Copy out all of the material, matching it word for word.

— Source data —
****************

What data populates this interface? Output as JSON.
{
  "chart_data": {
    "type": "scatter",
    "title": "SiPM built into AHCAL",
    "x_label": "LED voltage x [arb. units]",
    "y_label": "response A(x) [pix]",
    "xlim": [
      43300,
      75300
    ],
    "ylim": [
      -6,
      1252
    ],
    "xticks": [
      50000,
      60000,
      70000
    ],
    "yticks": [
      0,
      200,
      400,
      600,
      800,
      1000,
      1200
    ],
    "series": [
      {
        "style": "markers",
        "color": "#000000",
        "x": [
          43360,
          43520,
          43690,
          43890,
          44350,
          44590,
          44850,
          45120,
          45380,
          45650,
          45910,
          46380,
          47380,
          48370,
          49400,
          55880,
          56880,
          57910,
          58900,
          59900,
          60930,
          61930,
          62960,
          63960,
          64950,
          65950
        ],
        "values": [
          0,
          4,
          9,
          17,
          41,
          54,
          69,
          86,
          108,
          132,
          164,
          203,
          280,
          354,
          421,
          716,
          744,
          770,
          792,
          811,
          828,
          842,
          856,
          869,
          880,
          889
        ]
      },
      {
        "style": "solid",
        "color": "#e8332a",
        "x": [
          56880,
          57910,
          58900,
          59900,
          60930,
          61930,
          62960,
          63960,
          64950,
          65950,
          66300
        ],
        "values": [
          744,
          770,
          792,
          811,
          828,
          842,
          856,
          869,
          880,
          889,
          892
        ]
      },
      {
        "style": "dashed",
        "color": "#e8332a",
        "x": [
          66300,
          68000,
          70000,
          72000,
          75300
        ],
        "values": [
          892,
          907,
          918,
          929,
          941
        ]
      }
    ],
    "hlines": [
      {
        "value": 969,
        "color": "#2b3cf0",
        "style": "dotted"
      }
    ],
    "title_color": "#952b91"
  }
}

****************

— Result of this exercise —
What data populates this interface? Output as JSON.
{
  "chart_data": {
    "type": "scatter",
    "title": "SiPM built into AHCAL",
    "x_label": "LED voltage x [arb. units]",
    "y_label": "response A(x) [pix]",
    "xlim": [
      43300,
      75300
    ],
    "ylim": [
      -6,
      1252
    ],
    "xticks": [
      50000,
      60000,
      70000
    ],
    "yticks": [
      0,
      200,
      400,
      600,
      800,
      1000,
      1200
    ],
    "series": [
      {
        "style": "markers",
        "color": "#000000",
        "x": [
          43360,
          43520,
          43690,
          43890,
          44350,
          44590,
          44850,
          45120,
          45380,
          45650,
          45910,
          46380,
          47380,
          48370,
          49400,
          55880,
          56880,
          57910,
          58900,
          59900,
          60930,
          61930,
          62960,
          63960,
          64950,
          65950
        ],
        "values": [
          0,
          4,
          9,
          17,
          41,
          54,
          69,
          86,
          108,
          132,
          164,
          203,
          280,
          354,
          421,
          716,
          744,
          770,
          792,
          811,
          828,
          842,
          856,
          869,
          880,
          889
        ]
      },
      {
        "style": "solid",
        "color": "#e8332a",
        "x": [
          56880,
          57910,
          58900,
          59900,
          60930,
          61930,
          62960,
          63960,
          64950,
          65950,
          66300
        ],
        "values": [
          744,
          770,
          792,
          811,
          828,
          842,
          856,
          869,
          880,
          889,
          892
        ]
      },
      {
        "style": "dashed",
        "color": "#e8332a",
        "x": [
          66300,
          68000,
          70000,
          72000,
          75300
        ],
        "values": [
          892,
          907,
          918,
          929,
          941
        ]
      }
    ],
    "hlines": [
      {
        "value": 969,
        "color": "#2b3cf0",
        "style": "dotted"
      }
    ],
    "title_color": "#952b91"
  }
}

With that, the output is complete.